** START Given records **
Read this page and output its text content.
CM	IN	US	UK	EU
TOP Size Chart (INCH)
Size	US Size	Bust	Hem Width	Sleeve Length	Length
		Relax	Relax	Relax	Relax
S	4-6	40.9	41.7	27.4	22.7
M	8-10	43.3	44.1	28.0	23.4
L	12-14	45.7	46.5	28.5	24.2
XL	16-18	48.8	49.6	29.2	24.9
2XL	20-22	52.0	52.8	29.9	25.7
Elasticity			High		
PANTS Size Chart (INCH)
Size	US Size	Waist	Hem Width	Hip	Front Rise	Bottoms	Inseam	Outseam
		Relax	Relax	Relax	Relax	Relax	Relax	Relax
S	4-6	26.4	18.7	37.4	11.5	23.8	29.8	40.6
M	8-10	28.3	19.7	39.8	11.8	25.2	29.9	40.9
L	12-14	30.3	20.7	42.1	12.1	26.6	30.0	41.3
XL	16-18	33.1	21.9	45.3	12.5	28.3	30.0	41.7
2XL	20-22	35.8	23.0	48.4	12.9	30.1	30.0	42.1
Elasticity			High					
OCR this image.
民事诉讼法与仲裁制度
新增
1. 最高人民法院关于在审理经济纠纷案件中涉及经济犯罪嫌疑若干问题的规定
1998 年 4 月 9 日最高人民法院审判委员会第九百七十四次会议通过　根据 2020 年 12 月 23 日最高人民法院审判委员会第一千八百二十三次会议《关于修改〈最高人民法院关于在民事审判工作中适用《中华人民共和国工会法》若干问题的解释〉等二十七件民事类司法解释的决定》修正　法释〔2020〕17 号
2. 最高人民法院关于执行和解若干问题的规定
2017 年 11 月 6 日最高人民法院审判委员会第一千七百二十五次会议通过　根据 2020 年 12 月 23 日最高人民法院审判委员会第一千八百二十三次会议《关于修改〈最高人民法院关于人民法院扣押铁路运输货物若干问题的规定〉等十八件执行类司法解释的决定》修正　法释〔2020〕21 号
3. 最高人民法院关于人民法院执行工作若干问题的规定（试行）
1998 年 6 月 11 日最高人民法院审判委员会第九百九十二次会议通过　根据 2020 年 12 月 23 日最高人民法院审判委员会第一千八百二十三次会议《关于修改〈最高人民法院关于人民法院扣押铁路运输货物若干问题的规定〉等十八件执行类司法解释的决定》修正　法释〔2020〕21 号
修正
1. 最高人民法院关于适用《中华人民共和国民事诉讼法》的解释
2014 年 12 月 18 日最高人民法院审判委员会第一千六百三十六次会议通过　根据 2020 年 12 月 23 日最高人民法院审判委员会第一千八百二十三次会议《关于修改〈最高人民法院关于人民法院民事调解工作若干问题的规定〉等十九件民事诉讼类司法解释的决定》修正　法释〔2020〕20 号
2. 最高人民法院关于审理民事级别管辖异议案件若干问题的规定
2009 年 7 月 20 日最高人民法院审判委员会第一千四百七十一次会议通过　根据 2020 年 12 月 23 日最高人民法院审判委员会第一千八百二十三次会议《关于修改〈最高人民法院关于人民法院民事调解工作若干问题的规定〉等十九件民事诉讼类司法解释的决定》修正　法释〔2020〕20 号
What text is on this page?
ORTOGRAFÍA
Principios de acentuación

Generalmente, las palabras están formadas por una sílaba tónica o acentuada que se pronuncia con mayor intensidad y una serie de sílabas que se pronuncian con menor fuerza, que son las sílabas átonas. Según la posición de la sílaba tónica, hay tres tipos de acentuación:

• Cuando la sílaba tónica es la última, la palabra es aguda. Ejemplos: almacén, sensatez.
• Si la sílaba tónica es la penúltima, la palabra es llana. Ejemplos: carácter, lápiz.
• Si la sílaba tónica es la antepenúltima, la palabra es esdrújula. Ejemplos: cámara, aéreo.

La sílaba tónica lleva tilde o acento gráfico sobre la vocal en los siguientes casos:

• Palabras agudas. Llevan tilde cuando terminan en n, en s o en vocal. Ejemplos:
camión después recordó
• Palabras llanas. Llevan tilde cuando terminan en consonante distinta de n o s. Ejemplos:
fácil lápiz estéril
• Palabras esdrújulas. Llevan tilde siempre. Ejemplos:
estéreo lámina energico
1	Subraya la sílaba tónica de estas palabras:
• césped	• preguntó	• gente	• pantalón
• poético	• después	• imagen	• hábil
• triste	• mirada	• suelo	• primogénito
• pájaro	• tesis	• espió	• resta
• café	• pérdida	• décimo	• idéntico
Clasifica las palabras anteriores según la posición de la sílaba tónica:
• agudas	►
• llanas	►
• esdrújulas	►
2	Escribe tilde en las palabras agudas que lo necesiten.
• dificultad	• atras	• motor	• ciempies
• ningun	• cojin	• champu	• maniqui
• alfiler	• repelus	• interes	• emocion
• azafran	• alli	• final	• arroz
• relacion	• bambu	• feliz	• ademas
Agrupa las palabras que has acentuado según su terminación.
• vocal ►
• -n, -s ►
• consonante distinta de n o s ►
** END Given records **
▸ The exercise:
Repeat each record exactly. Omit nothing.

▸ Task output:
Read this page and output its text content.
CM	IN	US	UK	EU
TOP Size Chart (INCH)
Size	US Size	Bust	Hem Width	Sleeve Length	Length
		Relax	Relax	Relax	Relax
S	4-6	40.9	41.7	27.4	22.7
M	8-10	43.3	44.1	28.0	23.4
L	12-14	45.7	46.5	28.5	24.2
XL	16-18	48.8	49.6	29.2	24.9
2XL	20-22	52.0	52.8	29.9	25.7
Elasticity			High		
PANTS Size Chart (INCH)
Size	US Size	Waist	Hem Width	Hip	Front Rise	Bottoms	Inseam	Outseam
		Relax	Relax	Relax	Relax	Relax	Relax	Relax
S	4-6	26.4	18.7	37.4	11.5	23.8	29.8	40.6
M	8-10	28.3	19.7	39.8	11.8	25.2	29.9	40.9
L	12-14	30.3	20.7	42.1	12.1	26.6	30.0	41.3
XL	16-18	33.1	21.9	45.3	12.5	28.3	30.0	41.7
2XL	20-22	35.8	23.0	48.4	12.9	30.1	30.0	42.1
Elasticity			High					
OCR this image.
民事诉讼法与仲裁制度
新增
1. 最高人民法院关于在审理经济纠纷案件中涉及经济犯罪嫌疑若干问题的规定
1998 年 4 月 9 日最高人民法院审判委员会第九百七十四次会议通过　根据 2020 年 12 月 23 日最高人民法院审判委员会第一千八百二十三次会议《关于修改〈最高人民法院关于在民事审判工作中适用《中华人民共和国工会法》若干问题的解释〉等二十七件民事类司法解释的决定》修正　法释〔2020〕17 号
2. 最高人民法院关于执行和解若干问题的规定
2017 年 11 月 6 日最高人民法院审判委员会第一千七百二十五次会议通过　根据 2020 年 12 月 23 日最高人民法院审判委员会第一千八百二十三次会议《关于修改〈最高人民法院关于人民法院扣押铁路运输货物若干问题的规定〉等十八件执行类司法解释的决定》修正　法释〔2020〕21 号
3. 最高人民法院关于人民法院执行工作若干问题的规定（试行）
1998 年 6 月 11 日最高人民法院审判委员会第九百九十二次会议通过　根据 2020 年 12 月 23 日最高人民法院审判委员会第一千八百二十三次会议《关于修改〈最高人民法院关于人民法院扣押铁路运输货物若干问题的规定〉等十八件执行类司法解释的决定》修正　法释〔2020〕21 号
修正
1. 最高人民法院关于适用《中华人民共和国民事诉讼法》的解释
2014 年 12 月 18 日最高人民法院审判委员会第一千六百三十六次会议通过　根据 2020 年 12 月 23 日最高人民法院审判委员会第一千八百二十三次会议《关于修改〈最高人民法院关于人民法院民事调解工作若干问题的规定〉等十九件民事诉讼类司法解释的决定》修正　法释〔2020〕20 号
2. 最高人民法院关于审理民事级别管辖异议案件若干问题的规定
2009 年 7 月 20 日最高人民法院审判委员会第一千四百七十一次会议通过　根据 2020 年 12 月 23 日最高人民法院审判委员会第一千八百二十三次会议《关于修改〈最高人民法院关于人民法院民事调解工作若干问题的规定〉等十九件民事诉讼类司法解释的决定》修正　法释〔2020〕20 号
What text is on this page?
ORTOGRAFÍA
Principios de acentuación

Generalmente, las palabras están formadas por una sílaba tónica o acentuada que se pronuncia con mayor intensidad y una serie de sílabas que se pronuncian con menor fuerza, que son las sílabas átonas. Según la posición de la sílaba tónica, hay tres tipos de acentuación:

• Cuando la sílaba tónica es la última, la palabra es aguda. Ejemplos: almacén, sensatez.
• Si la sílaba tónica es la penúltima, la palabra es llana. Ejemplos: carácter, lápiz.
• Si la sílaba tónica es la antepenúltima, la palabra es esdrújula. Ejemplos: cámara, aéreo.

La sílaba tónica lleva tilde o acento gráfico sobre la vocal en los siguientes casos:

• Palabras agudas. Llevan tilde cuando terminan en n, en s o en vocal. Ejemplos:
camión después recordó
• Palabras llanas. Llevan tilde cuando terminan en consonante distinta de n o s. Ejemplos:
fácil lápiz estéril
• Palabras esdrújulas. Llevan tilde siempre. Ejemplos:
estéreo lámina energico
1	Subraya la sílaba tónica de estas palabras:
• césped	• preguntó	• gente	• pantalón
• poético	• después	• imagen	• hábil
• triste	• mirada	• suelo	• primogénito
• pájaro	• tesis	• espió	• resta
• café	• pérdida	• décimo	• idéntico
Clasifica las palabras anteriores según la posición de la sílaba tónica:
• agudas	►
• llanas	►
• esdrújulas	►
2	Escribe tilde en las palabras agudas que lo necesiten.
• dificultad	• atras	• motor	• ciempies
• ningun	• cojin	• champu	• maniqui
• alfiler	• repelus	• interes	• emocion
• azafran	• alli	• final	• arroz
• relacion	• bambu	• feliz	• ademas
Agrupa las palabras que has acentuado según su terminación.
• vocal ►
• -n, -s ►
• consonante distinta de n o s ►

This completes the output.